- **Extracted text**:
Description
Soft vanilla cupcakes filled with fresh strawberries and topped with a light whipped white chocolate strawberry ganache. A simple, elegant cupcake with real fruit flavor and a smooth, creamy finish. (makes 12 cupcakes).
Ingredients
Strawberry vanilla cupcakes
- 100 g Unsalted butter – softened
- 120 g Granulated sugar
- 2 Eggs – room temperature
- 1 1/2 tsp Vanilla extract
- 135 ml Buttermilk (1/2 cup + 2 tbsp)
- 170 g Cake flour (1 1/4 cups)
- 1 1/2 tsp Baking powder (9 g)
- 1/4 tsp Salt
- 80 g Fresh strawberries – finely diced
Strawberry ganache
- 250 g White chocolate – baking
- 200 ml Heavy cream – hot (3/4 cup + 1 tbsp)
- 200 ml Heavy cream – cold (3/4 cup + 1 tbsp)
- 85 g Strawberry purée (see below)
- 1/2 Vanilla bean or 1 tsp vanilla extract
- Red strawberry food coloring – optional
Strawberry purée
- 150 g Strawberries – fresh or frozen
- 15 g Sugar (1 tbsp)
- 1 tsp Lemon juice
Instructions
Vanilla Strawberry Cupcakes
- Preheat the oven to 180°C (350°F) and line a cupcake pan with paper liners.
- Whisk together the cake flour, baking powder, and salt in a bowl.
- In a large bowl, cream the softened butter and sugar for 2–3 minutes until pale and creamy.
- Add the eggs and vanilla, then mix again for about 3 minutes until smooth and slightly fluffy.
- Add the dry ingredients and buttermilk alternately, folding gently with a spatula until just combined.
- Toss the diced strawberries with a tablespoon of flour, then fold them carefully into the batter.
- Divide the batter between the liners, filling them about 3/4 full.
- Bake for 18–20 minutes, until lightly golden and a toothpick inserted in the center comes out clean.
- Let cool briefly, then transfer to a wire rack to cool completely.
Homemade Strawberry Purée
- Place the strawberries, sugar, and lemon juice in a small saucepan.

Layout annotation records
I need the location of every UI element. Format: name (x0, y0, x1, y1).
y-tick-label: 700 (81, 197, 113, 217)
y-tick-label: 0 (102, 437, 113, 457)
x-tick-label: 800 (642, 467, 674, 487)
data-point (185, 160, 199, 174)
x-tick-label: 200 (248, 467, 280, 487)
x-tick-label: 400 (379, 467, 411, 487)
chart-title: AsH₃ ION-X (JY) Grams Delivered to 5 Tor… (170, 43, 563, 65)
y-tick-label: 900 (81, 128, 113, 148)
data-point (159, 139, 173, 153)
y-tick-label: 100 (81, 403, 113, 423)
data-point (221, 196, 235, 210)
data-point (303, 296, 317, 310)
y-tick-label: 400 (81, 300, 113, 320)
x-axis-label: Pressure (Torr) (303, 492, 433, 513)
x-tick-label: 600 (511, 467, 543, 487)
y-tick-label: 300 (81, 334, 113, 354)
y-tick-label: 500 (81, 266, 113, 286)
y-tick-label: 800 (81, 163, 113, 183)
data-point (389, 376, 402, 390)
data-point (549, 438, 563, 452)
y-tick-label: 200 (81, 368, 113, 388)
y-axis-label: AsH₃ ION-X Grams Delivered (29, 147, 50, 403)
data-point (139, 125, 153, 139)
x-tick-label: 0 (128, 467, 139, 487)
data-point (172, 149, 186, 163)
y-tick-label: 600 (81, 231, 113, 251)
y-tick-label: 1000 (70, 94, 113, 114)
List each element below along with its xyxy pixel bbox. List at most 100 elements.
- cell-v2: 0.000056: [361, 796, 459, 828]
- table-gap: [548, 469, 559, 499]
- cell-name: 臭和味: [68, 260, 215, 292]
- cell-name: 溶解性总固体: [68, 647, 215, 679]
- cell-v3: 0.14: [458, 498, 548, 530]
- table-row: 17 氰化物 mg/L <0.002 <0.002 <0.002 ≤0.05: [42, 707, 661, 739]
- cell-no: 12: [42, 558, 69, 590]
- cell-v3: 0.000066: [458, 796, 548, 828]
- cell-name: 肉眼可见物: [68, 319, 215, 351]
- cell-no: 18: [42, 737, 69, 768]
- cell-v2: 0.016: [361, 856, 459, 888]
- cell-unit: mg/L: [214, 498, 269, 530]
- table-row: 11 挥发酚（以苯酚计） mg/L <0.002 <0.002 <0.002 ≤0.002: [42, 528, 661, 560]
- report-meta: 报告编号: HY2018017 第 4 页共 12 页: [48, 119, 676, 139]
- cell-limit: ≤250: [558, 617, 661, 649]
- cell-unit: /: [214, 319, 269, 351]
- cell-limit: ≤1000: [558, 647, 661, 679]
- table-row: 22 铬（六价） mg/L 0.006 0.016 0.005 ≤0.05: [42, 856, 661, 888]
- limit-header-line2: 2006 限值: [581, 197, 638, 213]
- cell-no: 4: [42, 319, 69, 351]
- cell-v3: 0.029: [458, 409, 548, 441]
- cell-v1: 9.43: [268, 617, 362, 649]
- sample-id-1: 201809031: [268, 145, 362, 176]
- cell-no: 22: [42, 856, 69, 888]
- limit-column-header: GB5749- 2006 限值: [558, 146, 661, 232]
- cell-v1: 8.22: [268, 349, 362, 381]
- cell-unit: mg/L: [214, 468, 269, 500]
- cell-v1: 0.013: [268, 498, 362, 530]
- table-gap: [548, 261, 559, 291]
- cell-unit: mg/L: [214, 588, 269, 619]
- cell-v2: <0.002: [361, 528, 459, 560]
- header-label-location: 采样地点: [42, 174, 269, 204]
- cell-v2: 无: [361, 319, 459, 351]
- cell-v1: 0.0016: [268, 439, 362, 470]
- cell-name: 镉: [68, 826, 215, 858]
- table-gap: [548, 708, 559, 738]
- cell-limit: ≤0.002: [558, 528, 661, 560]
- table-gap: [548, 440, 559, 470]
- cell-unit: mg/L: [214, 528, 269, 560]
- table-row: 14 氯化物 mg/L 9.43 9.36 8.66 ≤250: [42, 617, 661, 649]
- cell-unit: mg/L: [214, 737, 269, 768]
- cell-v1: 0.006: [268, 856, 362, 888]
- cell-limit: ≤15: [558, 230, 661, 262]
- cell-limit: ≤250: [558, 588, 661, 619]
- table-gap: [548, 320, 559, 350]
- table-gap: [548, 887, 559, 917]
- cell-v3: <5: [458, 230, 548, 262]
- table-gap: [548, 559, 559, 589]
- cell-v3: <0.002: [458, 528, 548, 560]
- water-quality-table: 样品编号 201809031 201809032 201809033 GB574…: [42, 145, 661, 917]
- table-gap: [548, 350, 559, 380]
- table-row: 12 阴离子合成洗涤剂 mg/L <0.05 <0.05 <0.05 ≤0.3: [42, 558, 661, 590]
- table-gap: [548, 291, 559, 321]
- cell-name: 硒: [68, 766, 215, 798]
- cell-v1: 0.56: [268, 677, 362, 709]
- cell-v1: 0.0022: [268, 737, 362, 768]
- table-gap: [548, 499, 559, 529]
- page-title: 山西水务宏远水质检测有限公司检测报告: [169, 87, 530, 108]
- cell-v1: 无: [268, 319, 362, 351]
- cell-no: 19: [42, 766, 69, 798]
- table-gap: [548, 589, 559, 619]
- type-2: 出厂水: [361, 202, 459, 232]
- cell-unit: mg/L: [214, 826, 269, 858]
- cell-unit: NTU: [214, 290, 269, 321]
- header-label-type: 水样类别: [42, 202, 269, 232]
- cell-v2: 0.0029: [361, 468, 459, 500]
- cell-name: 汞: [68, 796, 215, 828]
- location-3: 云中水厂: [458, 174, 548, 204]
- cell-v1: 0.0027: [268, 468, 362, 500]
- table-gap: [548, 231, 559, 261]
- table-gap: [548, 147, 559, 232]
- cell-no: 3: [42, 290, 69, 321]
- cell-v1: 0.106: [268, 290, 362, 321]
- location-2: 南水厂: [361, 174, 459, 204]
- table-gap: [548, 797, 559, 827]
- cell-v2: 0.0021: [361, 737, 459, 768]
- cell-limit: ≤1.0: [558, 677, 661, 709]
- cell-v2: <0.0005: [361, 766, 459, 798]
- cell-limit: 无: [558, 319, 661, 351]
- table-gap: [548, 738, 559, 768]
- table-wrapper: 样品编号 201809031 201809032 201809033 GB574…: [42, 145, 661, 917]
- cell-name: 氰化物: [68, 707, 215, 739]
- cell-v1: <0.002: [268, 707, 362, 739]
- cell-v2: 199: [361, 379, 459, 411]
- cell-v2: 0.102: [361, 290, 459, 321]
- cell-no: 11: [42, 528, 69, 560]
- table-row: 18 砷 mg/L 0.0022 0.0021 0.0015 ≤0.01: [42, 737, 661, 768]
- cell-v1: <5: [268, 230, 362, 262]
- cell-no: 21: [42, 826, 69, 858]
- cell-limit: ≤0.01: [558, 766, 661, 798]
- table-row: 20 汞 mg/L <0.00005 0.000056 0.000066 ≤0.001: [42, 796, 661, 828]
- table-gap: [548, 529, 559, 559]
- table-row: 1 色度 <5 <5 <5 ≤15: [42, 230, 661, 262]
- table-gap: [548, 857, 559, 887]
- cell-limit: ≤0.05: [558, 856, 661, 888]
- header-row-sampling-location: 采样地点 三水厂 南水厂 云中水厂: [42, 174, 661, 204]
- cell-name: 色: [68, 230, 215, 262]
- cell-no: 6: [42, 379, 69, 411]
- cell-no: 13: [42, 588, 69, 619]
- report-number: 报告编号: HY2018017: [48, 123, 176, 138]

- **What is needed**: Extract the part of the strawberry cupcake recipe from "- Whisk together" to "to cool completely.", copying it word for word. The material is not needed for what comes next.

- **Written answer**:
- Whisk together the cake flour, baking powder, and salt in a bowl.
- In a large bowl, cream the softened butter and sugar for 2–3 minutes until pale and creamy.
- Add the eggs and vanilla, then mix again for about 3 minutes until smooth and slightly fluffy.
- Add the dry ingredients and buttermilk alternately, folding gently with a spatula until just combined.
- Toss the diced strawberries with a tablespoon of flour, then fold them carefully into the batter.
- Divide the batter between the liners, filling them about 3/4 full.
- Bake for 18–20 minutes, until lightly golden and a toothpick inserted in the center comes out clean.
- Let cool briefly, then transfer to a wire rack to cool completely.